Short task
In the records below, find each line containing the word "data" and copy it.
--*--
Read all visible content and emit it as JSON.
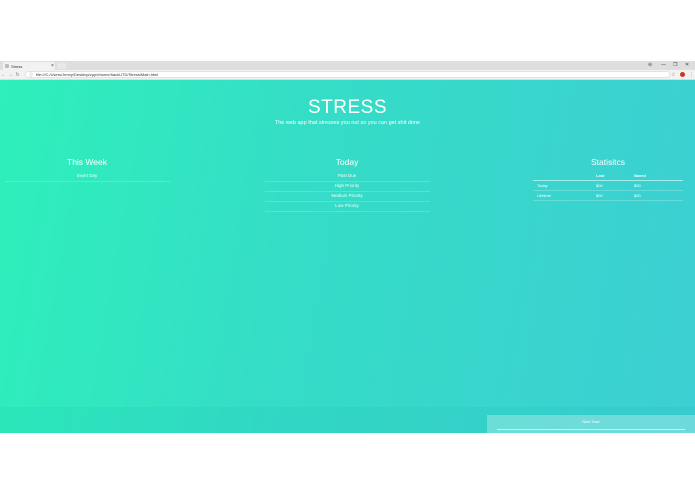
{
  "browser": {
    "tab_title": "Stress",
    "tab_close": "×",
    "url": "file:///C:/Users/Jenny/Desktop/cpp/ehome/hackUTD/Stress/Main.html",
    "window_controls": [
      "⊖",
      "—",
      "❐",
      "✕"
    ]
  },
  "page": {
    "title": "STRESS",
    "subtitle": "The web app that stresses you out so you can get shit done"
  },
  "this_week": {
    "title": "This Week",
    "items": [
      "Insert Day"
    ]
  },
  "today": {
    "title": "Today",
    "items": [
      "Past Due",
      "High Priority",
      "Medium Priority",
      "Low Priority"
    ]
  },
  "statistics": {
    "title": "Statisitcs",
    "headers": [
      "",
      "Lost",
      "Saved"
    ],
    "rows": [
      {
        "label": "Today",
        "lost": "$00",
        "saved": "$00"
      },
      {
        "label": "Lifetime",
        "lost": "$00",
        "saved": "$00"
      }
    ]
  },
  "footer": {
    "new_task_label": "New Task"
  },
  "colors": {
    "gradient_start": "#2ef0bb",
    "gradient_end": "#3ccfd3"
  }
}
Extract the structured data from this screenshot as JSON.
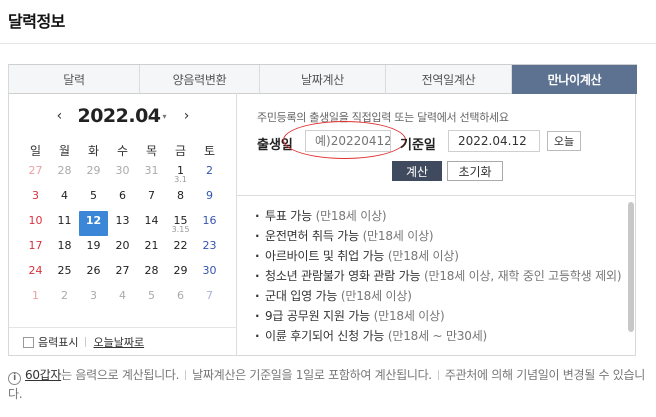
{
  "page": {
    "title": "달력정보"
  },
  "tabs": [
    {
      "label": "달력"
    },
    {
      "label": "양음력변환"
    },
    {
      "label": "날짜계산"
    },
    {
      "label": "전역일계산"
    },
    {
      "label": "만나이계산"
    }
  ],
  "calendar": {
    "prev_arrow": "‹",
    "next_arrow": "›",
    "month_label": "2022.04",
    "caret": "▾",
    "weekdays": [
      "일",
      "월",
      "화",
      "수",
      "목",
      "금",
      "토"
    ],
    "weeks": [
      [
        {
          "d": "27",
          "o": true
        },
        {
          "d": "28",
          "o": true
        },
        {
          "d": "29",
          "o": true
        },
        {
          "d": "30",
          "o": true
        },
        {
          "d": "31",
          "o": true
        },
        {
          "d": "1",
          "l": "3.1"
        },
        {
          "d": "2"
        }
      ],
      [
        {
          "d": "3"
        },
        {
          "d": "4"
        },
        {
          "d": "5"
        },
        {
          "d": "6"
        },
        {
          "d": "7"
        },
        {
          "d": "8"
        },
        {
          "d": "9"
        }
      ],
      [
        {
          "d": "10"
        },
        {
          "d": "11"
        },
        {
          "d": "12",
          "s": true
        },
        {
          "d": "13"
        },
        {
          "d": "14"
        },
        {
          "d": "15",
          "l": "3.15"
        },
        {
          "d": "16"
        }
      ],
      [
        {
          "d": "17"
        },
        {
          "d": "18"
        },
        {
          "d": "19"
        },
        {
          "d": "20"
        },
        {
          "d": "21"
        },
        {
          "d": "22"
        },
        {
          "d": "23"
        }
      ],
      [
        {
          "d": "24"
        },
        {
          "d": "25"
        },
        {
          "d": "26"
        },
        {
          "d": "27"
        },
        {
          "d": "28"
        },
        {
          "d": "29"
        },
        {
          "d": "30"
        }
      ],
      [
        {
          "d": "1",
          "o": true
        },
        {
          "d": "2",
          "o": true
        },
        {
          "d": "3",
          "o": true
        },
        {
          "d": "4",
          "o": true
        },
        {
          "d": "5",
          "o": true
        },
        {
          "d": "6",
          "o": true
        },
        {
          "d": "7",
          "o": true
        }
      ]
    ],
    "lunar_toggle": "음력표시",
    "today_link": "오늘날짜로"
  },
  "calc": {
    "hint": "주민등록의 출생일을 직접입력 또는 달력에서 선택하세요",
    "birth_label": "출생일",
    "birth_placeholder": "예)20220412",
    "base_label": "기준일",
    "base_value": "2022.04.12",
    "today_button": "오늘",
    "calc_button": "계산",
    "reset_button": "초기화"
  },
  "results": [
    {
      "text": "투표 가능",
      "age": "(만18세 이상)"
    },
    {
      "text": "운전면허 취득 가능",
      "age": "(만18세 이상)"
    },
    {
      "text": "아르바이트 및 취업 가능",
      "age": "(만18세 이상)"
    },
    {
      "text": "청소년 관람불가 영화 관람 가능",
      "age": "(만18세 이상, 재학 중인 고등학생 제외)"
    },
    {
      "text": "군대 입영 가능",
      "age": "(만18세 이상)"
    },
    {
      "text": "9급 공무원 지원 가능",
      "age": "(만18세 이상)"
    },
    {
      "text": "이륜 후기되어 신청 가능",
      "age": "(만18세 ~ 만30세)"
    }
  ],
  "note": {
    "info_icon": "i",
    "ganji_link": "60갑자",
    "part1": "는 음력으로 계산됩니다.",
    "part2": "날짜계산은 기준일을 1일로 포함하여 계산됩니다.",
    "part3": "주관처에 의해 기념일이 변경될 수 있습니다."
  },
  "colors": {
    "accent_tab": "#5d7290",
    "selected_day": "#3b86d6",
    "calc_button": "#3f4a5f",
    "highlight_circle": "#e03030",
    "sunday": "#d9333f",
    "saturday": "#3555b0"
  }
}
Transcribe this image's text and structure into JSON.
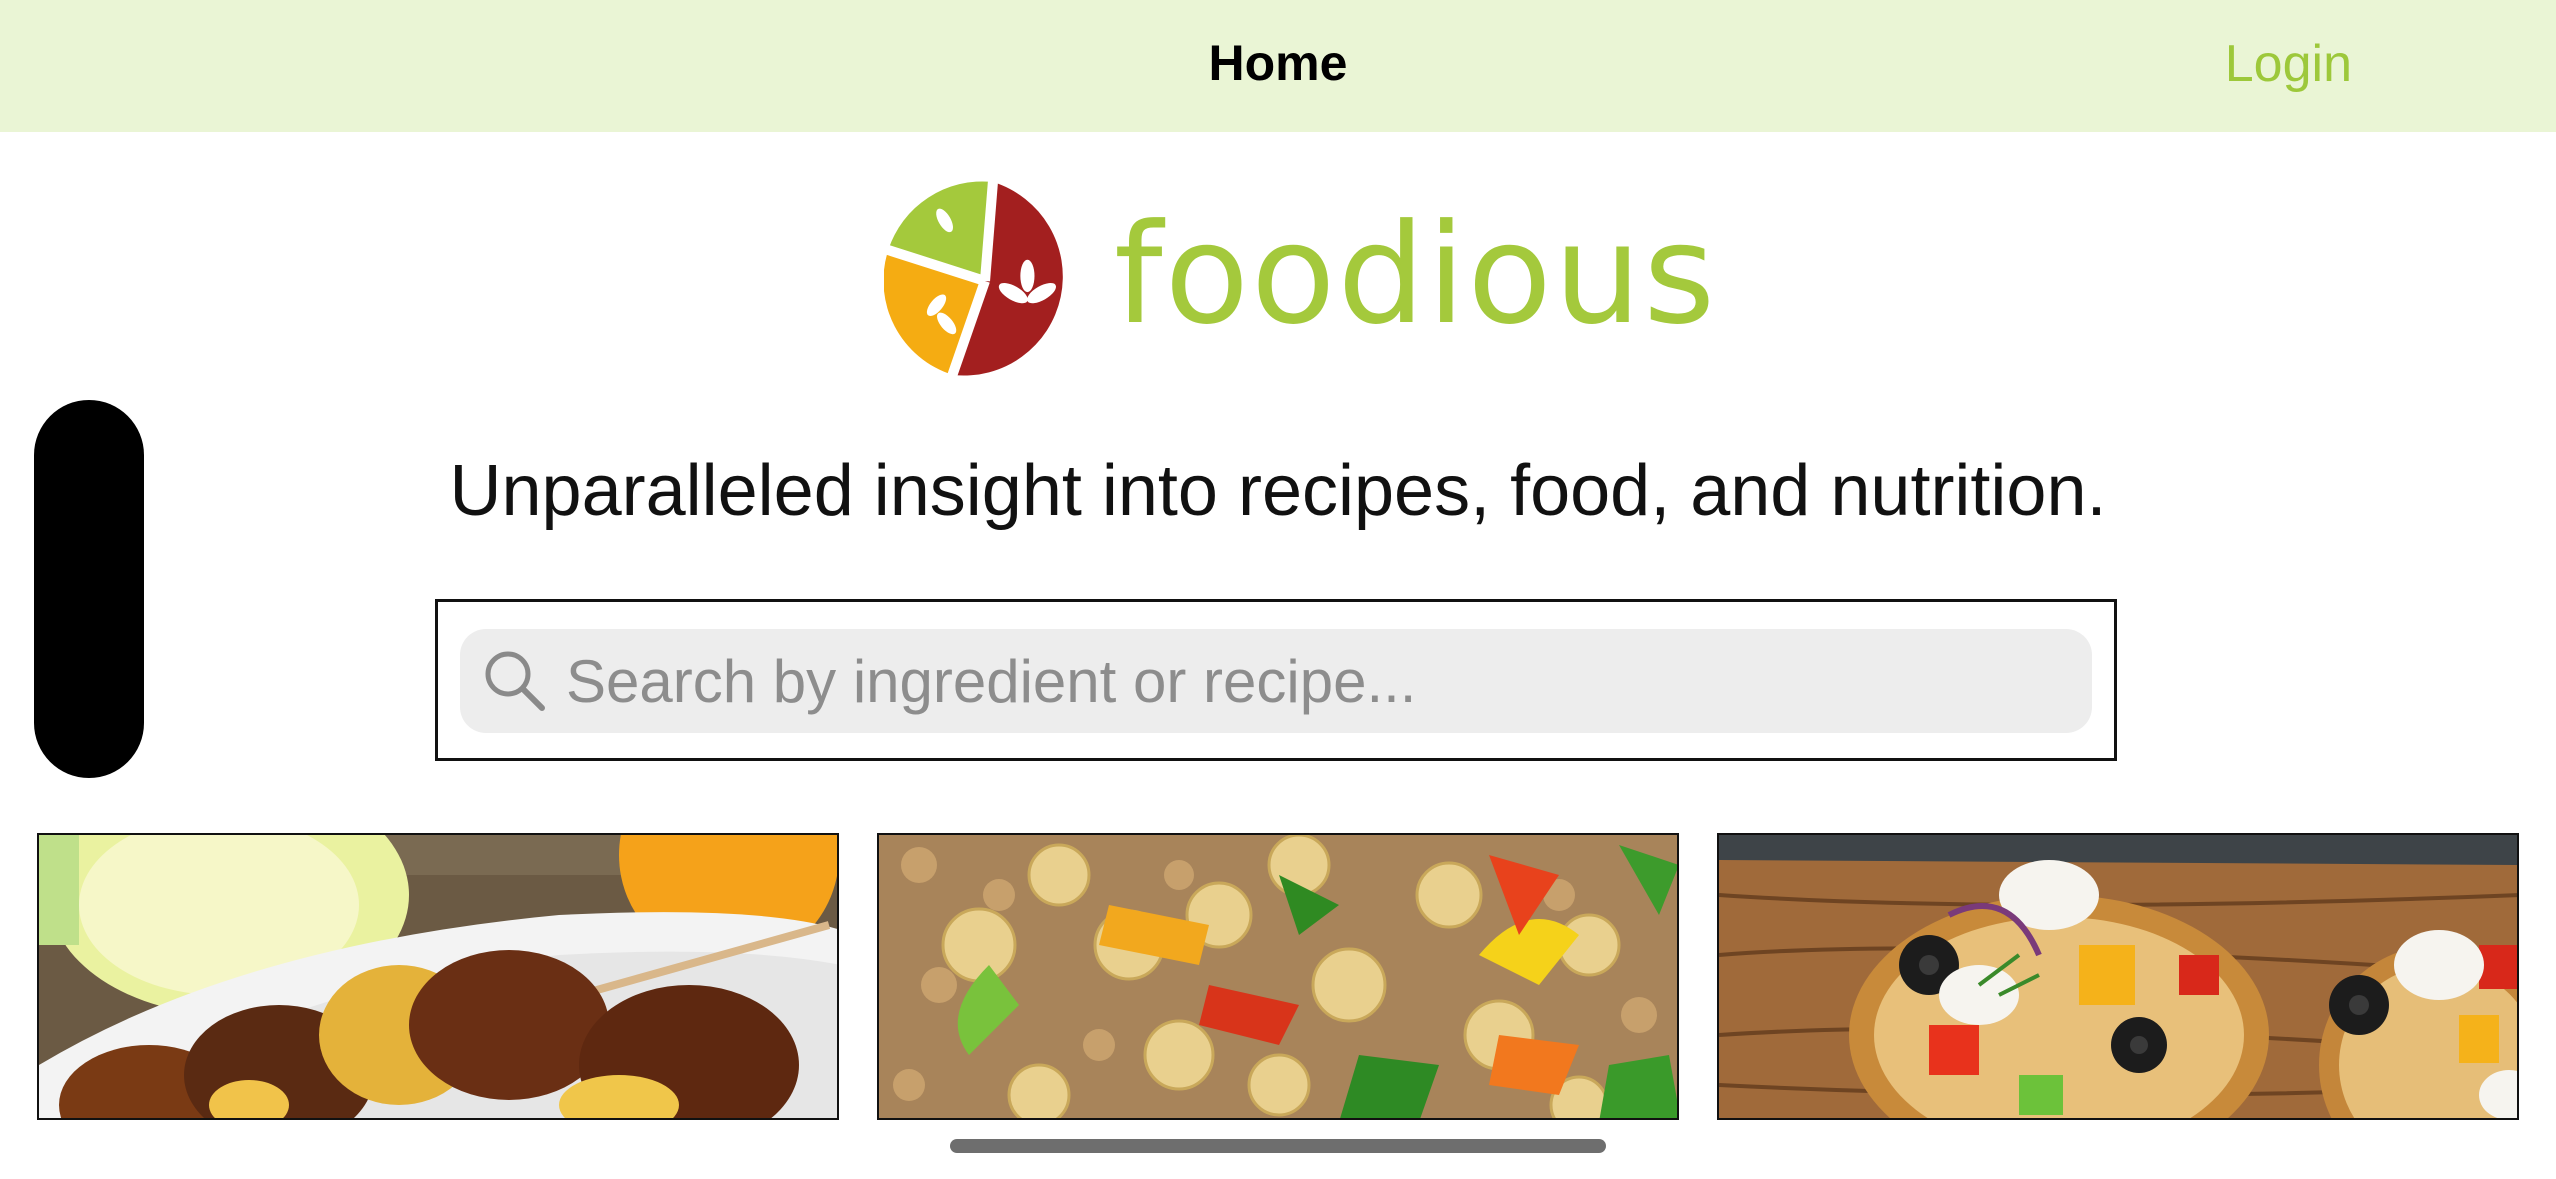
{
  "nav": {
    "title": "Home",
    "login_label": "Login"
  },
  "brand": {
    "name": "foodious",
    "colors": {
      "green": "#a4c93c",
      "red": "#a31f1f",
      "orange": "#f5ac12"
    }
  },
  "hero": {
    "tagline": "Unparalleled insight into recipes, food, and nutrition."
  },
  "search": {
    "placeholder": "Search by ingredient or recipe..."
  },
  "cards": [
    {
      "icon": "grilled-chicken-skewers-photo"
    },
    {
      "icon": "chickpea-salad-photo"
    },
    {
      "icon": "bruschetta-photo"
    }
  ]
}
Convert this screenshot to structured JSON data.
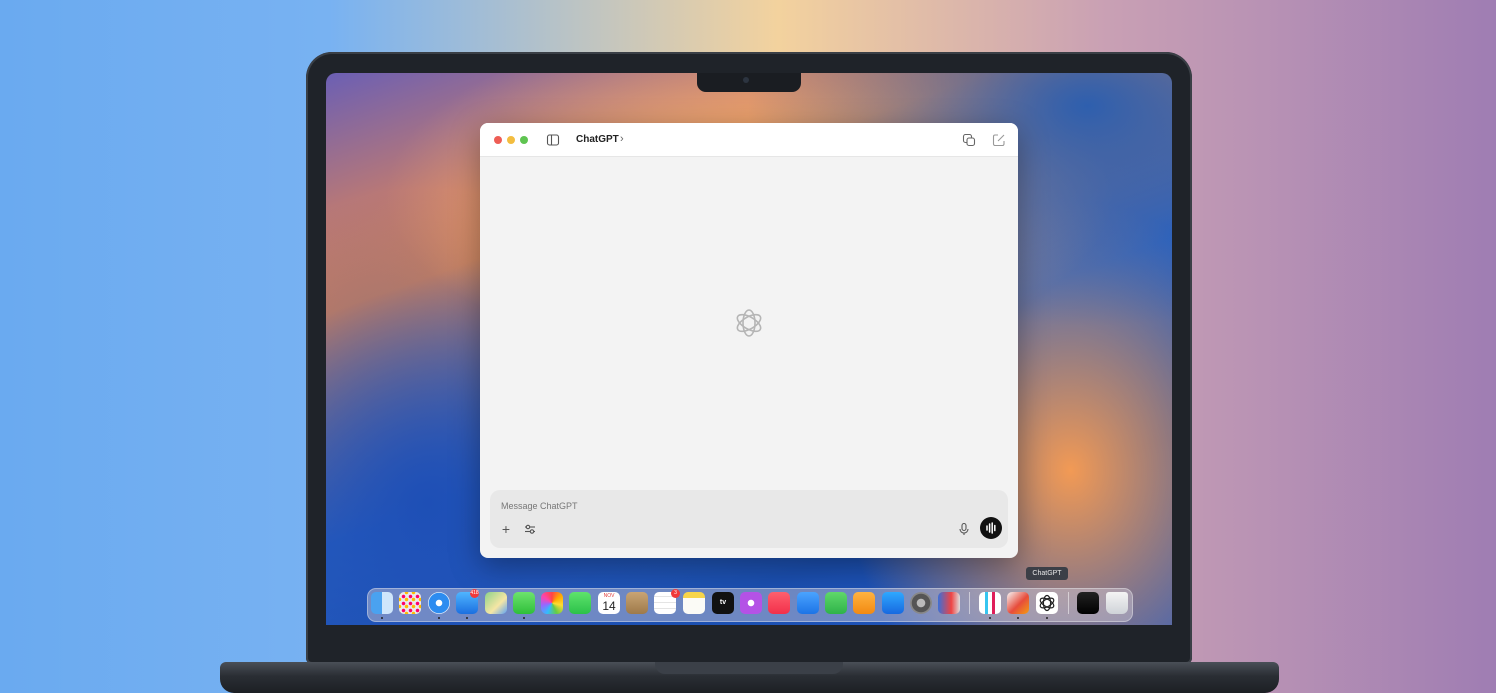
{
  "window": {
    "title": "ChatGPT",
    "title_chevron": "›"
  },
  "composer": {
    "placeholder": "Message ChatGPT",
    "plus_glyph": "+"
  },
  "dock": {
    "tooltip": "ChatGPT",
    "calendar_month": "NOV",
    "calendar_day": "14",
    "tv_label": "tv",
    "mail_badge": "418",
    "reminders_badge": "3"
  },
  "icons": [
    "sidebar-toggle-icon",
    "new-window-icon",
    "compose-icon",
    "openai-logo-icon",
    "plus-icon",
    "tools-icon",
    "microphone-icon",
    "voice-mode-icon"
  ],
  "colors": {
    "traffic_red": "#ee5d55",
    "traffic_yellow": "#f3bd40",
    "traffic_green": "#5fc451",
    "window_bg": "#f3f3f3",
    "composer_bg": "#e8e8e8"
  }
}
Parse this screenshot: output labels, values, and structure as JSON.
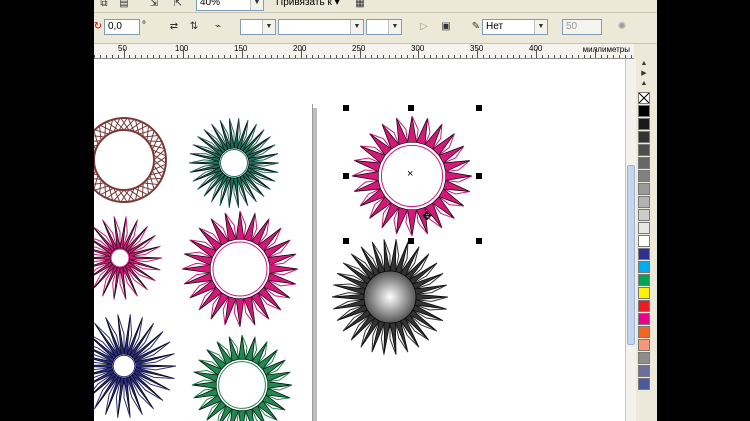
{
  "toolbar_top": {
    "zoom_value": "40%",
    "snap_label": "Привязать к"
  },
  "property_bar": {
    "rotation_value": "0,0",
    "rotation_unit": "°",
    "fill_value": "Нет",
    "nodes_value": "50"
  },
  "ruler": {
    "ticks": [
      "50",
      "100",
      "150",
      "200",
      "250",
      "300",
      "350",
      "400"
    ],
    "units": "миллиметры"
  },
  "palette": {
    "colors": [
      "#000000",
      "#1a1a1a",
      "#333333",
      "#4d4d4d",
      "#666666",
      "#808080",
      "#999999",
      "#b3b3b3",
      "#cccccc",
      "#e6e6e6",
      "#ffffff",
      "#2e3192",
      "#00aeef",
      "#00a651",
      "#fff200",
      "#ed1c24",
      "#ec008c",
      "#f26522",
      "#f7977a",
      "#8c8c8c",
      "#6d6e9a",
      "#4b5aa0"
    ]
  },
  "shapes": {
    "colors": {
      "brown": "#7a3a3a",
      "teal": "#1e6f5c",
      "magenta": "#d4187a",
      "navy": "#2b2e82",
      "green": "#1f8a50",
      "gray": "#333333"
    }
  }
}
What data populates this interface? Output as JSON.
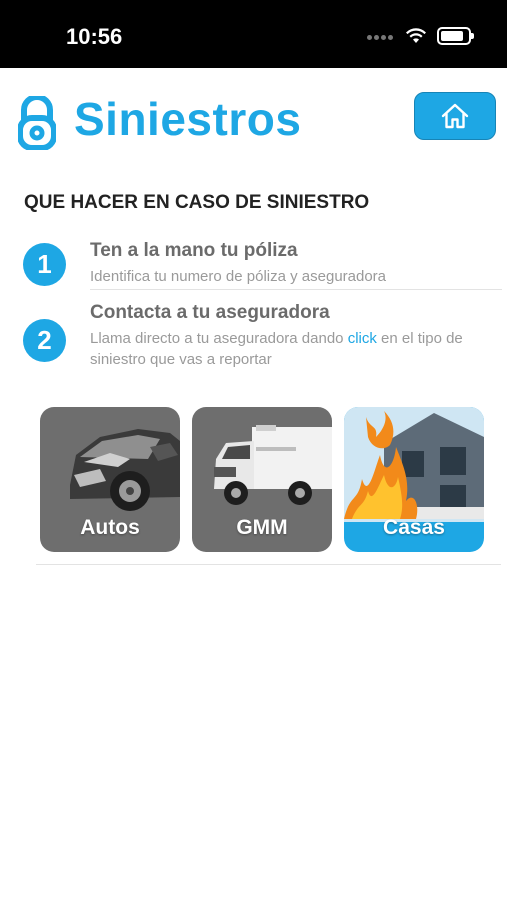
{
  "status_bar": {
    "time": "10:56"
  },
  "header": {
    "title": "Siniestros"
  },
  "section": {
    "heading": "QUE HACER EN CASO DE SINIESTRO"
  },
  "steps": [
    {
      "number": "1",
      "title": "Ten a la mano tu póliza",
      "description": "Identifica tu numero de póliza y aseguradora"
    },
    {
      "number": "2",
      "title": "Contacta a tu aseguradora",
      "description_pre": "Llama directo a tu aseguradora dando ",
      "link_text": "click",
      "description_post": " en el tipo de siniestro que vas a reportar"
    }
  ],
  "cards": [
    {
      "label": "Autos"
    },
    {
      "label": "GMM"
    },
    {
      "label": "Casas"
    }
  ],
  "colors": {
    "accent": "#1ea7e4",
    "card_gray": "#6e6e6e"
  }
}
--*--
Full answer
Extract the structured data from this screenshot as JSON.
Convert this screenshot to structured JSON data.
What data populates this interface? Output as JSON.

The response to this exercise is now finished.